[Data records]
- - - -

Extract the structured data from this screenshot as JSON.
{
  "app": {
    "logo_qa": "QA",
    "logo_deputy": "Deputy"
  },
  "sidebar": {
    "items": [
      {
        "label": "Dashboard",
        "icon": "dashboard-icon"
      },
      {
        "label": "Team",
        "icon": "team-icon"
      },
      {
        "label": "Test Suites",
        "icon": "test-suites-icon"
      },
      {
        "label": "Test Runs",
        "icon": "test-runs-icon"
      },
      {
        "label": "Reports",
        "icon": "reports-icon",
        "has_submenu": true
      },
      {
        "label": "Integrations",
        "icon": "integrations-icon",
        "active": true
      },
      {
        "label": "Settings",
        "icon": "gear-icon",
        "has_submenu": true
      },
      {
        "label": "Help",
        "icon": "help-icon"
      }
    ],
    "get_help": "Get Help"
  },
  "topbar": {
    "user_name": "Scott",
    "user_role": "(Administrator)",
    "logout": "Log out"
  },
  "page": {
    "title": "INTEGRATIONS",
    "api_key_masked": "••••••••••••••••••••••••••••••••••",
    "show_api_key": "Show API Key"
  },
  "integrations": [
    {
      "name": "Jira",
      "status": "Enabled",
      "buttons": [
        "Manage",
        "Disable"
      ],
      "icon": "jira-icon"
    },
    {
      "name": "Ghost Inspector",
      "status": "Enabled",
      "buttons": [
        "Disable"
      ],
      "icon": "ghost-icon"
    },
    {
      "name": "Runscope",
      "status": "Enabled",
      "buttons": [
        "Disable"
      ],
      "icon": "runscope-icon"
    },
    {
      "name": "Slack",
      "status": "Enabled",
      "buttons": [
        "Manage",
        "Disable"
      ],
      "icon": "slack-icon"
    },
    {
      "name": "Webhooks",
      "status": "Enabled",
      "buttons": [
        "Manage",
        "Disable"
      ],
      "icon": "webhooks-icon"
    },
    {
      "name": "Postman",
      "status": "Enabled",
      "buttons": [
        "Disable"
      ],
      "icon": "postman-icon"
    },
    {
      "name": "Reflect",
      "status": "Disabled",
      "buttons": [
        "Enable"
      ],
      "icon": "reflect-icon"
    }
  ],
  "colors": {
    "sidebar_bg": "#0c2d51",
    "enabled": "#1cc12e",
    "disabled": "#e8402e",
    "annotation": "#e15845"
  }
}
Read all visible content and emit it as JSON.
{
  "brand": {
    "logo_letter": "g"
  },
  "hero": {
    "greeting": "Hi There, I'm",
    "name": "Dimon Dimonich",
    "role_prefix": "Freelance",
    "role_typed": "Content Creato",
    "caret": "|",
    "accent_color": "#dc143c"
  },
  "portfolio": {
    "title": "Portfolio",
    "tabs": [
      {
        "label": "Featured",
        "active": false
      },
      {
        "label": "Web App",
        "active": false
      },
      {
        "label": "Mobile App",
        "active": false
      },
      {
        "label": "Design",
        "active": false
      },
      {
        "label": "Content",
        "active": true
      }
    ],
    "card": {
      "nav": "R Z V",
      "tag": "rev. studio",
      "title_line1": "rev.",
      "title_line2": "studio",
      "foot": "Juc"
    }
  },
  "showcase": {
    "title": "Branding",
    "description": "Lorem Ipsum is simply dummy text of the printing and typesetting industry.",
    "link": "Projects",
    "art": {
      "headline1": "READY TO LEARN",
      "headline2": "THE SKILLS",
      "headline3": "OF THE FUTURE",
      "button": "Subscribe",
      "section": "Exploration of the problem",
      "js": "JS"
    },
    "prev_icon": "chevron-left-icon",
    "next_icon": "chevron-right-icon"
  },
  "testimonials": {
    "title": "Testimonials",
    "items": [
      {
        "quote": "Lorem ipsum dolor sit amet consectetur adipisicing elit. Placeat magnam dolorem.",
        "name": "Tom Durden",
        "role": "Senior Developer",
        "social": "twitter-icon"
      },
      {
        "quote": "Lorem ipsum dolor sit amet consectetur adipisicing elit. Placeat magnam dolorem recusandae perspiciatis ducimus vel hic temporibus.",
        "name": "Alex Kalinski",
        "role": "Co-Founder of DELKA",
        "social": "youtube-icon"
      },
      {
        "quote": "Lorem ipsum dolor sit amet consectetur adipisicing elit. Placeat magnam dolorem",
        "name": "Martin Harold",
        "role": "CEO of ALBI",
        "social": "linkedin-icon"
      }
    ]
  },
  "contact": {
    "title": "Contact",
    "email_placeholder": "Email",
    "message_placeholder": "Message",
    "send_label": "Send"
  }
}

- - - -

### Exercise:
Write every line of the material above again, exactly.

### Full output:
Extract the structured data from this screenshot as JSON.
{
  "app": {
    "logo_qa": "QA",
    "logo_deputy": "Deputy"
  },
  "sidebar": {
    "items": [
      {
        "label": "Dashboard",
        "icon": "dashboard-icon"
      },
      {
        "label": "Team",
        "icon": "team-icon"
      },
      {
        "label": "Test Suites",
        "icon": "test-suites-icon"
      },
      {
        "label": "Test Runs",
        "icon": "test-runs-icon"
      },
      {
        "label": "Reports",
        "icon": "reports-icon",
        "has_submenu": true
      },
      {
        "label": "Integrations",
        "icon": "integrations-icon",
        "active": true
      },
      {
        "label": "Settings",
        "icon": "gear-icon",
        "has_submenu": true
      },
      {
        "label": "Help",
        "icon": "help-icon"
      }
    ],
    "get_help": "Get Help"
  },
  "topbar": {
    "user_name": "Scott",
    "user_role": "(Administrator)",
    "logout": "Log out"
  },
  "page": {
    "title": "INTEGRATIONS",
    "api_key_masked": "••••••••••••••••••••••••••••••••••",
    "show_api_key": "Show API Key"
  },
  "integrations": [
    {
      "name": "Jira",
      "status": "Enabled",
      "buttons": [
        "Manage",
        "Disable"
      ],
      "icon": "jira-icon"
    },
    {
      "name": "Ghost Inspector",
      "status": "Enabled",
      "buttons": [
        "Disable"
      ],
      "icon": "ghost-icon"
    },
    {
      "name": "Runscope",
      "status": "Enabled",
      "buttons": [
        "Disable"
      ],
      "icon": "runscope-icon"
    },
    {
      "name": "Slack",
      "status": "Enabled",
      "buttons": [
        "Manage",
        "Disable"
      ],
      "icon": "slack-icon"
    },
    {
      "name": "Webhooks",
      "status": "Enabled",
      "buttons": [
        "Manage",
        "Disable"
      ],
      "icon": "webhooks-icon"
    },
    {
      "name": "Postman",
      "status": "Enabled",
      "buttons": [
        "Disable"
      ],
      "icon": "postman-icon"
    },
    {
      "name": "Reflect",
      "status": "Disabled",
      "buttons": [
        "Enable"
      ],
      "icon": "reflect-icon"
    }
  ],
  "colors": {
    "sidebar_bg": "#0c2d51",
    "enabled": "#1cc12e",
    "disabled": "#e8402e",
    "annotation": "#e15845"
  }
}
Read all visible content and emit it as JSON.
{
  "brand": {
    "logo_letter": "g"
  },
  "hero": {
    "greeting": "Hi There, I'm",
    "name": "Dimon Dimonich",
    "role_prefix": "Freelance",
    "role_typed": "Content Creato",
    "caret": "|",
    "accent_color": "#dc143c"
  },
  "portfolio": {
    "title": "Portfolio",
    "tabs": [
      {
        "label": "Featured",
        "active": false
      },
      {
        "label": "Web App",
        "active": false
      },
      {
        "label": "Mobile App",
        "active": false
      },
      {
        "label": "Design",
        "active": false
      },
      {
        "label": "Content",
        "active": true
      }
    ],
    "card": {
      "nav": "R Z V",
      "tag": "rev. studio",
      "title_line1": "rev.",
      "title_line2": "studio",
      "foot": "Juc"
    }
  },
  "showcase": {
    "title": "Branding",
    "description": "Lorem Ipsum is simply dummy text of the printing and typesetting industry.",
    "link": "Projects",
    "art": {
      "headline1": "READY TO LEARN",
      "headline2": "THE SKILLS",
      "headline3": "OF THE FUTURE",
      "button": "Subscribe",
      "section": "Exploration of the problem",
      "js": "JS"
    },
    "prev_icon": "chevron-left-icon",
    "next_icon": "chevron-right-icon"
  },
  "testimonials": {
    "title": "Testimonials",
    "items": [
      {
        "quote": "Lorem ipsum dolor sit amet consectetur adipisicing elit. Placeat magnam dolorem.",
        "name": "Tom Durden",
        "role": "Senior Developer",
        "social": "twitter-icon"
      },
      {
        "quote": "Lorem ipsum dolor sit amet consectetur adipisicing elit. Placeat magnam dolorem recusandae perspiciatis ducimus vel hic temporibus.",
        "name": "Alex Kalinski",
        "role": "Co-Founder of DELKA",
        "social": "youtube-icon"
      },
      {
        "quote": "Lorem ipsum dolor sit amet consectetur adipisicing elit. Placeat magnam dolorem",
        "name": "Martin Harold",
        "role": "CEO of ALBI",
        "social": "linkedin-icon"
      }
    ]
  },
  "contact": {
    "title": "Contact",
    "email_placeholder": "Email",
    "message_placeholder": "Message",
    "send_label": "Send"
  }
}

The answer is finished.